** Start of Excerpted records **

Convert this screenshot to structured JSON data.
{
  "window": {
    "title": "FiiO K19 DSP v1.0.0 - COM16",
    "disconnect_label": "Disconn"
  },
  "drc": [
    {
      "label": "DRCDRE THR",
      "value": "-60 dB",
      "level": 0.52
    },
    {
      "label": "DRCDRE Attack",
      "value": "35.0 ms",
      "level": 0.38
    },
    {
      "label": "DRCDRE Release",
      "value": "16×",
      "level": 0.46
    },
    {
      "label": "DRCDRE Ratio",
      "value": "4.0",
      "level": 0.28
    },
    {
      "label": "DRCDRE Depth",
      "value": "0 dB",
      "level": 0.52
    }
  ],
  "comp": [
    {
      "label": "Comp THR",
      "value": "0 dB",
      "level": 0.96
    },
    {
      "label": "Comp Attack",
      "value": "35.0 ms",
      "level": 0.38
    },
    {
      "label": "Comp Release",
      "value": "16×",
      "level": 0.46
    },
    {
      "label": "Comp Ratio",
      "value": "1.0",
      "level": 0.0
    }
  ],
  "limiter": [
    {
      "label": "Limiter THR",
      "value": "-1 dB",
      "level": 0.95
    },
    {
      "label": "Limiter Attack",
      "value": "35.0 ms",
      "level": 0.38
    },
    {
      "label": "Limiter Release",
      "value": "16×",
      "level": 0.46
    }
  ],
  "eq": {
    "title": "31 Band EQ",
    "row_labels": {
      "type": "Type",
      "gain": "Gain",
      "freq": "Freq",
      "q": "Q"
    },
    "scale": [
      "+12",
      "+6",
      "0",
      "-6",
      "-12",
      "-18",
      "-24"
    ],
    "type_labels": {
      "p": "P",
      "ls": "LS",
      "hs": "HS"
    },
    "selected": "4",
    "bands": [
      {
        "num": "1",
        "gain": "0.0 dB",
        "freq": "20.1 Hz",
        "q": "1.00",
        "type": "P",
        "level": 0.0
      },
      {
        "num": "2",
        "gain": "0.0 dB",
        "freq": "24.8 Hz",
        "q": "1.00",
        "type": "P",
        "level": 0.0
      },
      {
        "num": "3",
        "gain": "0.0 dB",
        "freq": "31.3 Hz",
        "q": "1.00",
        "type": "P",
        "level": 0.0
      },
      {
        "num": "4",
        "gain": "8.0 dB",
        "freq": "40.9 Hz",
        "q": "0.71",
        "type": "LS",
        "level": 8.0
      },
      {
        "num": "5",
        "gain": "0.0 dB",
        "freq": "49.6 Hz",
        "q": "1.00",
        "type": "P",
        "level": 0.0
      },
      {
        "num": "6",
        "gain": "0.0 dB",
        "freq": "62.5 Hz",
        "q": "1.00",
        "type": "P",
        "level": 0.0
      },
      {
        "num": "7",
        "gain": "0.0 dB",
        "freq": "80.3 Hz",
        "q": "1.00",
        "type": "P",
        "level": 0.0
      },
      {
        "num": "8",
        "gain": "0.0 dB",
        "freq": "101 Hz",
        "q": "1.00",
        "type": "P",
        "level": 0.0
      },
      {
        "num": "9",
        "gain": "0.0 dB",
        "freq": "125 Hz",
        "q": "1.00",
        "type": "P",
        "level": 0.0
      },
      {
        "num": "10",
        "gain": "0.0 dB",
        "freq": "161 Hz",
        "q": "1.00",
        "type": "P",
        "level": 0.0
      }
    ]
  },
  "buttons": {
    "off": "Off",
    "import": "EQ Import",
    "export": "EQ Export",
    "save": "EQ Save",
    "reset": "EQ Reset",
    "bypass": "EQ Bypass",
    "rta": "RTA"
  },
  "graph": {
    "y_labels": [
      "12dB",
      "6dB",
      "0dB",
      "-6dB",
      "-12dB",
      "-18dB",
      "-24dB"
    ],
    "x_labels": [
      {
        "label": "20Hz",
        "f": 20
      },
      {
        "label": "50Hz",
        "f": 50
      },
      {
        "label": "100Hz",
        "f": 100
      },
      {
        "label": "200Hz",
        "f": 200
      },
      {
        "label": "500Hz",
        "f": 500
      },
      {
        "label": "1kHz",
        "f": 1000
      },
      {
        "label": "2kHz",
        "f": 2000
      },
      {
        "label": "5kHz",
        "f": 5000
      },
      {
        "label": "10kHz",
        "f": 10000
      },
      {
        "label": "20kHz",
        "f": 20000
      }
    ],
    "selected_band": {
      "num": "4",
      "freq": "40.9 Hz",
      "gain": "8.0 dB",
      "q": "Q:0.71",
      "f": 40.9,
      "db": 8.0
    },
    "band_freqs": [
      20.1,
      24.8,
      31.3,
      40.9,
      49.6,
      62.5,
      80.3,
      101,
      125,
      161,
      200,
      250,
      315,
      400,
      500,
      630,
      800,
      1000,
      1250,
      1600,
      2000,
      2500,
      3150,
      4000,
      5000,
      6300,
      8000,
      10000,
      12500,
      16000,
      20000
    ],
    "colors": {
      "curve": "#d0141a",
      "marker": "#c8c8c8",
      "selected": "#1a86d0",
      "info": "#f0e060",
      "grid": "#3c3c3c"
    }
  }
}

** End of Excerpted records **
** Start of Excerpted records **

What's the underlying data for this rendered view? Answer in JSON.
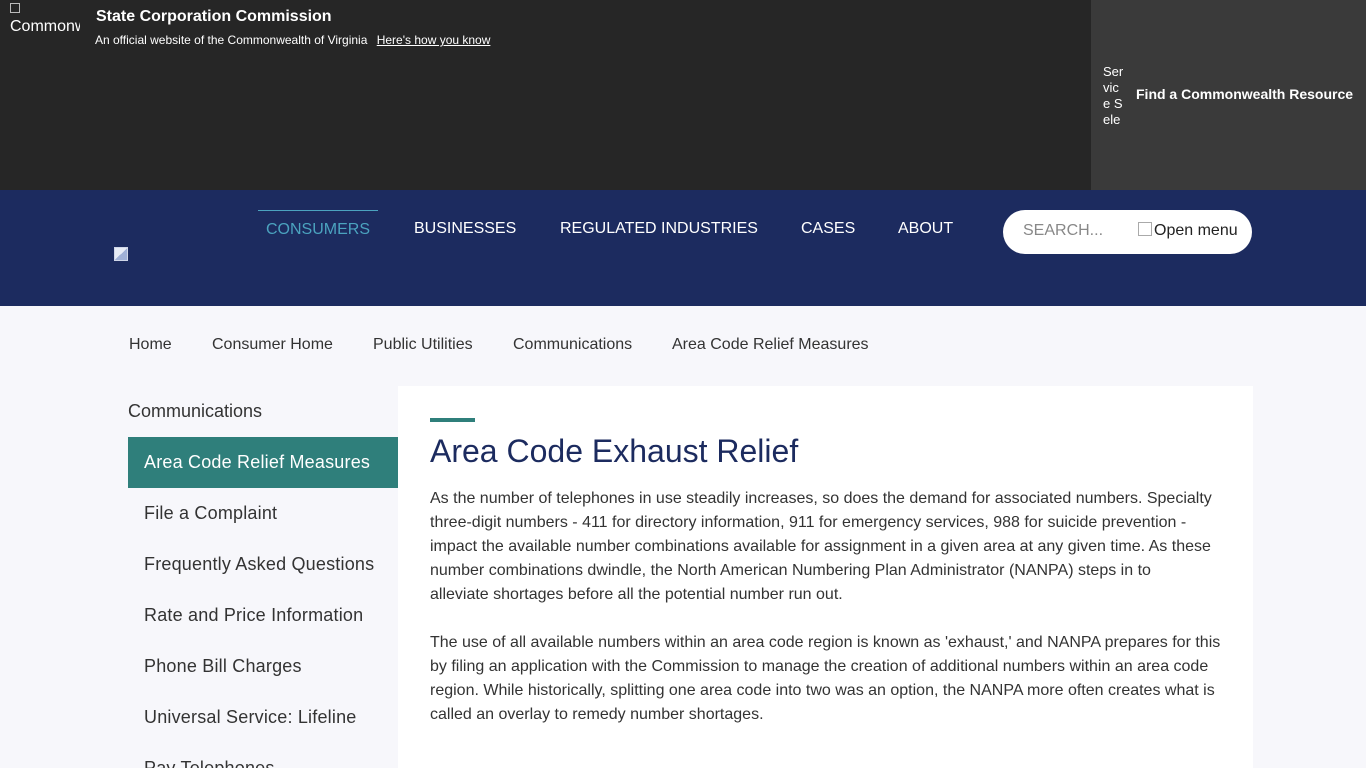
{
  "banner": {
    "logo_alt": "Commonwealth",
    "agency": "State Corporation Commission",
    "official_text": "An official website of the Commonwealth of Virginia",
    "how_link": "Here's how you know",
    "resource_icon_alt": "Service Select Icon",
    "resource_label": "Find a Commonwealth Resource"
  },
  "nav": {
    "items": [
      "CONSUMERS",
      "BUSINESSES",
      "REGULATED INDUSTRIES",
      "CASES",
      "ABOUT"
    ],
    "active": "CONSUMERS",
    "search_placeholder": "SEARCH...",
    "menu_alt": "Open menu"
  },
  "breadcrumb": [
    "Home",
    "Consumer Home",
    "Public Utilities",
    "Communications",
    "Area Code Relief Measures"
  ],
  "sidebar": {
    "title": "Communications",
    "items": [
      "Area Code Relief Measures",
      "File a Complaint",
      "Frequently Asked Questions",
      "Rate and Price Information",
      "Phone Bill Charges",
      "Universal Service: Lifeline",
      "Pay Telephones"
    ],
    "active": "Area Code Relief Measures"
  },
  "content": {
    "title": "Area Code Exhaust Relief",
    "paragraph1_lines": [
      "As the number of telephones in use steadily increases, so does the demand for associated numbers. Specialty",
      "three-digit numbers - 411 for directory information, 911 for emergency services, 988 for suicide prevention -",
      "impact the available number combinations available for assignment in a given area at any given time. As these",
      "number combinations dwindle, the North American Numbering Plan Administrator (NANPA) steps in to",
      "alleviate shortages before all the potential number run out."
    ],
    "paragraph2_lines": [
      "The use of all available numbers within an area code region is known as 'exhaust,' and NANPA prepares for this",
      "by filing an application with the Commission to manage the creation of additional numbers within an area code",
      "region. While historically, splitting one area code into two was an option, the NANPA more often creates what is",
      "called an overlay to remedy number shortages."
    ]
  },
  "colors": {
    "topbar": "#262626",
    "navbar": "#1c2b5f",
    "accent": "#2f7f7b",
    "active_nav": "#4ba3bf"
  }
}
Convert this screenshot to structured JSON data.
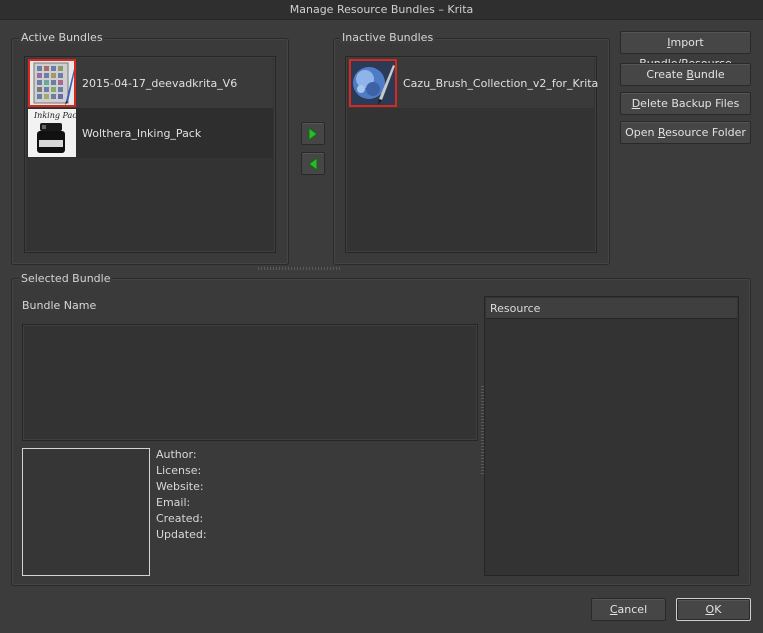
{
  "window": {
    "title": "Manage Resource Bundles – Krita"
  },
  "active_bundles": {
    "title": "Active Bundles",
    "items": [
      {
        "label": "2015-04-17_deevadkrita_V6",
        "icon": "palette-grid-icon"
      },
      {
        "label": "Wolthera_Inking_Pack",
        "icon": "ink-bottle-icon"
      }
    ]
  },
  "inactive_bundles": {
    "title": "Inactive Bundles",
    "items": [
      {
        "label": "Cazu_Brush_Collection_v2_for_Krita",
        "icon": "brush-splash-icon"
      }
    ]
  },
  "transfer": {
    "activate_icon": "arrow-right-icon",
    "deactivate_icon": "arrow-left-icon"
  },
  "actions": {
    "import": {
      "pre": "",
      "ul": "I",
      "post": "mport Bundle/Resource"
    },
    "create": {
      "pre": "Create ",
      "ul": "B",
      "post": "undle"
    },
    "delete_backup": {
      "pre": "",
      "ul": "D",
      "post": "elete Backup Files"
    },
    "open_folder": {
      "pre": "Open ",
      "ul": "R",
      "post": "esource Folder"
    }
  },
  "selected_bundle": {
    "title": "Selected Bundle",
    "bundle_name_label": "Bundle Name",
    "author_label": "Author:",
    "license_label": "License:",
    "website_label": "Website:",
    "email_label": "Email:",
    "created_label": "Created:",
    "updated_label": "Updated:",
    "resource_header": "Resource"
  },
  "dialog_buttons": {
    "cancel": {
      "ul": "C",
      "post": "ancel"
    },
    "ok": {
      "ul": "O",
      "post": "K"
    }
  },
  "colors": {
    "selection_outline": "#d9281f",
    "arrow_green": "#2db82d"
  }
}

** End of Excerpted records **

Say how many lines in the entries contain the string "DRCDRE", and leave out everything else.

5